→ MATERIAL PROVIDED:
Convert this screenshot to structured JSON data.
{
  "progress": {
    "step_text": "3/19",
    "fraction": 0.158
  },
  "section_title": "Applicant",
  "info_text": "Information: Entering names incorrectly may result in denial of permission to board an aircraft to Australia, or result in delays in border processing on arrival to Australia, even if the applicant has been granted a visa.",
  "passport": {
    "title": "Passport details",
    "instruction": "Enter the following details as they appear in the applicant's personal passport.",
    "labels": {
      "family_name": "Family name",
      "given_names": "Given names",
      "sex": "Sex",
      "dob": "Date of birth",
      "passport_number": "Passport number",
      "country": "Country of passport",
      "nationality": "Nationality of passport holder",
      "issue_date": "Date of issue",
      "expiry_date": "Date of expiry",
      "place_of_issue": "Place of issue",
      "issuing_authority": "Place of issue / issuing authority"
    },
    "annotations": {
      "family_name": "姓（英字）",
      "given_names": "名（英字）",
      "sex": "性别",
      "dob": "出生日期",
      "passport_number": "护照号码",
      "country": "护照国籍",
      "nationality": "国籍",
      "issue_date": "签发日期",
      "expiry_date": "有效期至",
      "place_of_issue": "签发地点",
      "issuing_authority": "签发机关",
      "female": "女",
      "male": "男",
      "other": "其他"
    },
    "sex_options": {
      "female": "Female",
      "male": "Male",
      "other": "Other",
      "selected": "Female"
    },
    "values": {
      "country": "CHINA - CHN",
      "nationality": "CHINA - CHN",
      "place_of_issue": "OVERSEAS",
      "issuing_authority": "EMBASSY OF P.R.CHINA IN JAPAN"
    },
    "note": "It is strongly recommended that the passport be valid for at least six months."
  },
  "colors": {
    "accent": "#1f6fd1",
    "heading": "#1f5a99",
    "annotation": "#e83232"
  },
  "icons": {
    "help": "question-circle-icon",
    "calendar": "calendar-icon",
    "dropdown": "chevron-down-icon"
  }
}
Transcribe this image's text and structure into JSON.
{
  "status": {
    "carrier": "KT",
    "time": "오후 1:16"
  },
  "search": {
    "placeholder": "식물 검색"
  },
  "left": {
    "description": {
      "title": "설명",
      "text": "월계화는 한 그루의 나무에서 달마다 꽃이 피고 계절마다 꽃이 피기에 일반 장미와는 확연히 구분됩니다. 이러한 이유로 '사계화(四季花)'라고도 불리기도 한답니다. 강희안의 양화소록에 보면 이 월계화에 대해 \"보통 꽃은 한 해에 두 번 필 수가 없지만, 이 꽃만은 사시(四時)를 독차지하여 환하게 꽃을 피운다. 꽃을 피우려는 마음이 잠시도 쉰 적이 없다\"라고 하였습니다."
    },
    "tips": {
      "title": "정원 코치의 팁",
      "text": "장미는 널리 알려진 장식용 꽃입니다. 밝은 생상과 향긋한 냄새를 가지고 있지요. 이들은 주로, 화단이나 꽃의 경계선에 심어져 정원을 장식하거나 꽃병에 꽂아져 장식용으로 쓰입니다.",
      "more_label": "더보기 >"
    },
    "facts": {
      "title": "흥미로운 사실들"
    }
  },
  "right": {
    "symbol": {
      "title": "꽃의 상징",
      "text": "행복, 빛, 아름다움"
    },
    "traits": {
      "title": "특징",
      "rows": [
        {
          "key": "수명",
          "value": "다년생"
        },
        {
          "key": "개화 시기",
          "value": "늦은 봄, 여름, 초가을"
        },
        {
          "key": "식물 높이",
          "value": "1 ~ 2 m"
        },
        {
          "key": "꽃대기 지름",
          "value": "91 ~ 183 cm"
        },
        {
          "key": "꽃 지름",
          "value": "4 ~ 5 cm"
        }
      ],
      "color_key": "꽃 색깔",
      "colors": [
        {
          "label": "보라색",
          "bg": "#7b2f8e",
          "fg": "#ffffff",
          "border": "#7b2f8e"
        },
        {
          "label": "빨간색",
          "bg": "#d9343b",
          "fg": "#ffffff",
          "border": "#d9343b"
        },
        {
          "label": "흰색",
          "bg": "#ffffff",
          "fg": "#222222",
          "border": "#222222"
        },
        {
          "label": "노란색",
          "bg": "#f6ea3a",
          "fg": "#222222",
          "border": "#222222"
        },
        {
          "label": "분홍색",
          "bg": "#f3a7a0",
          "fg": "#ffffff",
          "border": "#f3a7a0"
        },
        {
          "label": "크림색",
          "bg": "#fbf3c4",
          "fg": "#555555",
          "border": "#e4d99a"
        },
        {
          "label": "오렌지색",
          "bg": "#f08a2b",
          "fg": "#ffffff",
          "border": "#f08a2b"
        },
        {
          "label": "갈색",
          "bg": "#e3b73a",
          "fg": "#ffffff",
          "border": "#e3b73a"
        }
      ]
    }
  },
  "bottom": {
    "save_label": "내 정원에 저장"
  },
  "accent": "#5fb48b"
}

→ WHAT TO DO: Repeat the entries shown above, every one, word for word.

→ COMPLETE RESPONSE:
Convert this screenshot to structured JSON data.
{
  "progress": {
    "step_text": "3/19",
    "fraction": 0.158
  },
  "section_title": "Applicant",
  "info_text": "Information: Entering names incorrectly may result in denial of permission to board an aircraft to Australia, or result in delays in border processing on arrival to Australia, even if the applicant has been granted a visa.",
  "passport": {
    "title": "Passport details",
    "instruction": "Enter the following details as they appear in the applicant's personal passport.",
    "labels": {
      "family_name": "Family name",
      "given_names": "Given names",
      "sex": "Sex",
      "dob": "Date of birth",
      "passport_number": "Passport number",
      "country": "Country of passport",
      "nationality": "Nationality of passport holder",
      "issue_date": "Date of issue",
      "expiry_date": "Date of expiry",
      "place_of_issue": "Place of issue",
      "issuing_authority": "Place of issue / issuing authority"
    },
    "annotations": {
      "family_name": "姓（英字）",
      "given_names": "名（英字）",
      "sex": "性别",
      "dob": "出生日期",
      "passport_number": "护照号码",
      "country": "护照国籍",
      "nationality": "国籍",
      "issue_date": "签发日期",
      "expiry_date": "有效期至",
      "place_of_issue": "签发地点",
      "issuing_authority": "签发机关",
      "female": "女",
      "male": "男",
      "other": "其他"
    },
    "sex_options": {
      "female": "Female",
      "male": "Male",
      "other": "Other",
      "selected": "Female"
    },
    "values": {
      "country": "CHINA - CHN",
      "nationality": "CHINA - CHN",
      "place_of_issue": "OVERSEAS",
      "issuing_authority": "EMBASSY OF P.R.CHINA IN JAPAN"
    },
    "note": "It is strongly recommended that the passport be valid for at least six months."
  },
  "colors": {
    "accent": "#1f6fd1",
    "heading": "#1f5a99",
    "annotation": "#e83232"
  },
  "icons": {
    "help": "question-circle-icon",
    "calendar": "calendar-icon",
    "dropdown": "chevron-down-icon"
  }
}
Transcribe this image's text and structure into JSON.
{
  "status": {
    "carrier": "KT",
    "time": "오후 1:16"
  },
  "search": {
    "placeholder": "식물 검색"
  },
  "left": {
    "description": {
      "title": "설명",
      "text": "월계화는 한 그루의 나무에서 달마다 꽃이 피고 계절마다 꽃이 피기에 일반 장미와는 확연히 구분됩니다. 이러한 이유로 '사계화(四季花)'라고도 불리기도 한답니다. 강희안의 양화소록에 보면 이 월계화에 대해 \"보통 꽃은 한 해에 두 번 필 수가 없지만, 이 꽃만은 사시(四時)를 독차지하여 환하게 꽃을 피운다. 꽃을 피우려는 마음이 잠시도 쉰 적이 없다\"라고 하였습니다."
    },
    "tips": {
      "title": "정원 코치의 팁",
      "text": "장미는 널리 알려진 장식용 꽃입니다. 밝은 생상과 향긋한 냄새를 가지고 있지요. 이들은 주로, 화단이나 꽃의 경계선에 심어져 정원을 장식하거나 꽃병에 꽂아져 장식용으로 쓰입니다.",
      "more_label": "더보기 >"
    },
    "facts": {
      "title": "흥미로운 사실들"
    }
  },
  "right": {
    "symbol": {
      "title": "꽃의 상징",
      "text": "행복, 빛, 아름다움"
    },
    "traits": {
      "title": "특징",
      "rows": [
        {
          "key": "수명",
          "value": "다년생"
        },
        {
          "key": "개화 시기",
          "value": "늦은 봄, 여름, 초가을"
        },
        {
          "key": "식물 높이",
          "value": "1 ~ 2 m"
        },
        {
          "key": "꽃대기 지름",
          "value": "91 ~ 183 cm"
        },
        {
          "key": "꽃 지름",
          "value": "4 ~ 5 cm"
        }
      ],
      "color_key": "꽃 색깔",
      "colors": [
        {
          "label": "보라색",
          "bg": "#7b2f8e",
          "fg": "#ffffff",
          "border": "#7b2f8e"
        },
        {
          "label": "빨간색",
          "bg": "#d9343b",
          "fg": "#ffffff",
          "border": "#d9343b"
        },
        {
          "label": "흰색",
          "bg": "#ffffff",
          "fg": "#222222",
          "border": "#222222"
        },
        {
          "label": "노란색",
          "bg": "#f6ea3a",
          "fg": "#222222",
          "border": "#222222"
        },
        {
          "label": "분홍색",
          "bg": "#f3a7a0",
          "fg": "#ffffff",
          "border": "#f3a7a0"
        },
        {
          "label": "크림색",
          "bg": "#fbf3c4",
          "fg": "#555555",
          "border": "#e4d99a"
        },
        {
          "label": "오렌지색",
          "bg": "#f08a2b",
          "fg": "#ffffff",
          "border": "#f08a2b"
        },
        {
          "label": "갈색",
          "bg": "#e3b73a",
          "fg": "#ffffff",
          "border": "#e3b73a"
        }
      ]
    }
  },
  "bottom": {
    "save_label": "내 정원에 저장"
  },
  "accent": "#5fb48b"
}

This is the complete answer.